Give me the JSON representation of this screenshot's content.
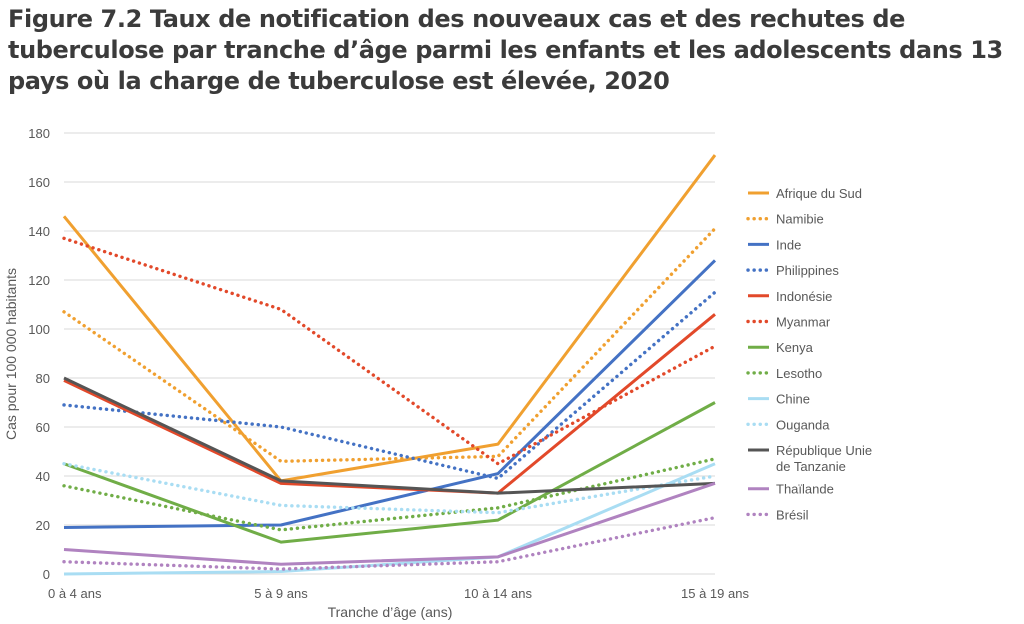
{
  "figure": {
    "title": "Figure 7.2 Taux de notification des nouveaux cas et des rechutes de tuberculose par tranche d’âge parmi les enfants et les adolescents dans 13 pays où la charge de tuberculose est élevée, 2020"
  },
  "chart_data": {
    "type": "line",
    "title": "Figure 7.2 Taux de notification des nouveaux cas et des rechutes de tuberculose par tranche d’âge parmi les enfants et les adolescents dans 13 pays où la charge de tuberculose est élevée, 2020",
    "xlabel": "Tranche d’âge (ans)",
    "ylabel": "Cas pour 100 000 habitants",
    "categories": [
      "0 à 4 ans",
      "5 à 9 ans",
      "10 à 14 ans",
      "15 à 19 ans"
    ],
    "ylim": [
      0,
      180
    ],
    "yticks": [
      0,
      20,
      40,
      60,
      80,
      100,
      120,
      140,
      160,
      180
    ],
    "grid": true,
    "legend_position": "right",
    "series": [
      {
        "name": "Afrique du Sud",
        "values": [
          146,
          38,
          53,
          171
        ],
        "color": "#f0a030",
        "dash": "solid"
      },
      {
        "name": "Namibie",
        "values": [
          107,
          46,
          48,
          141
        ],
        "color": "#f0a030",
        "dash": "dotted"
      },
      {
        "name": "Inde",
        "values": [
          19,
          20,
          41,
          128
        ],
        "color": "#4472c4",
        "dash": "solid"
      },
      {
        "name": "Philippines",
        "values": [
          69,
          60,
          39,
          115
        ],
        "color": "#4472c4",
        "dash": "dotted"
      },
      {
        "name": "Indonésie",
        "values": [
          79,
          37,
          33,
          106
        ],
        "color": "#e2492a",
        "dash": "solid"
      },
      {
        "name": "Myanmar",
        "values": [
          137,
          108,
          45,
          93
        ],
        "color": "#e2492a",
        "dash": "dotted"
      },
      {
        "name": "Kenya",
        "values": [
          45,
          13,
          22,
          70
        ],
        "color": "#70ad47",
        "dash": "solid"
      },
      {
        "name": "Lesotho",
        "values": [
          36,
          18,
          27,
          47
        ],
        "color": "#70ad47",
        "dash": "dotted"
      },
      {
        "name": "Chine",
        "values": [
          0,
          1,
          7,
          45
        ],
        "color": "#a9ddf3",
        "dash": "solid"
      },
      {
        "name": "Ouganda",
        "values": [
          45,
          28,
          25,
          40
        ],
        "color": "#a9ddf3",
        "dash": "dotted"
      },
      {
        "name": "République Unie de Tanzanie",
        "legend_lines": [
          "République Unie",
          "de Tanzanie"
        ],
        "values": [
          80,
          38,
          33,
          37
        ],
        "color": "#555555",
        "dash": "solid"
      },
      {
        "name": "Thaïlande",
        "values": [
          10,
          4,
          7,
          37
        ],
        "color": "#b083c0",
        "dash": "solid"
      },
      {
        "name": "Brésil",
        "values": [
          5,
          2,
          5,
          23
        ],
        "color": "#b083c0",
        "dash": "dotted"
      }
    ]
  }
}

━━━━━━━━━━━━━━━━

OBJECTIVE:
Return all of the data exactly as written, and drop the pictures.

ANSWER TO THIS TASK:
Give me the JSON representation of this screenshot's content.
{
  "figure": {
    "title": "Figure 7.2 Taux de notification des nouveaux cas et des rechutes de tuberculose par tranche d’âge parmi les enfants et les adolescents dans 13 pays où la charge de tuberculose est élevée, 2020"
  },
  "chart_data": {
    "type": "line",
    "title": "Figure 7.2 Taux de notification des nouveaux cas et des rechutes de tuberculose par tranche d’âge parmi les enfants et les adolescents dans 13 pays où la charge de tuberculose est élevée, 2020",
    "xlabel": "Tranche d’âge (ans)",
    "ylabel": "Cas pour 100 000 habitants",
    "categories": [
      "0 à 4 ans",
      "5 à 9 ans",
      "10 à 14 ans",
      "15 à 19 ans"
    ],
    "ylim": [
      0,
      180
    ],
    "yticks": [
      0,
      20,
      40,
      60,
      80,
      100,
      120,
      140,
      160,
      180
    ],
    "grid": true,
    "legend_position": "right",
    "series": [
      {
        "name": "Afrique du Sud",
        "values": [
          146,
          38,
          53,
          171
        ],
        "color": "#f0a030",
        "dash": "solid"
      },
      {
        "name": "Namibie",
        "values": [
          107,
          46,
          48,
          141
        ],
        "color": "#f0a030",
        "dash": "dotted"
      },
      {
        "name": "Inde",
        "values": [
          19,
          20,
          41,
          128
        ],
        "color": "#4472c4",
        "dash": "solid"
      },
      {
        "name": "Philippines",
        "values": [
          69,
          60,
          39,
          115
        ],
        "color": "#4472c4",
        "dash": "dotted"
      },
      {
        "name": "Indonésie",
        "values": [
          79,
          37,
          33,
          106
        ],
        "color": "#e2492a",
        "dash": "solid"
      },
      {
        "name": "Myanmar",
        "values": [
          137,
          108,
          45,
          93
        ],
        "color": "#e2492a",
        "dash": "dotted"
      },
      {
        "name": "Kenya",
        "values": [
          45,
          13,
          22,
          70
        ],
        "color": "#70ad47",
        "dash": "solid"
      },
      {
        "name": "Lesotho",
        "values": [
          36,
          18,
          27,
          47
        ],
        "color": "#70ad47",
        "dash": "dotted"
      },
      {
        "name": "Chine",
        "values": [
          0,
          1,
          7,
          45
        ],
        "color": "#a9ddf3",
        "dash": "solid"
      },
      {
        "name": "Ouganda",
        "values": [
          45,
          28,
          25,
          40
        ],
        "color": "#a9ddf3",
        "dash": "dotted"
      },
      {
        "name": "République Unie de Tanzanie",
        "legend_lines": [
          "République Unie",
          "de Tanzanie"
        ],
        "values": [
          80,
          38,
          33,
          37
        ],
        "color": "#555555",
        "dash": "solid"
      },
      {
        "name": "Thaïlande",
        "values": [
          10,
          4,
          7,
          37
        ],
        "color": "#b083c0",
        "dash": "solid"
      },
      {
        "name": "Brésil",
        "values": [
          5,
          2,
          5,
          23
        ],
        "color": "#b083c0",
        "dash": "dotted"
      }
    ]
  }
}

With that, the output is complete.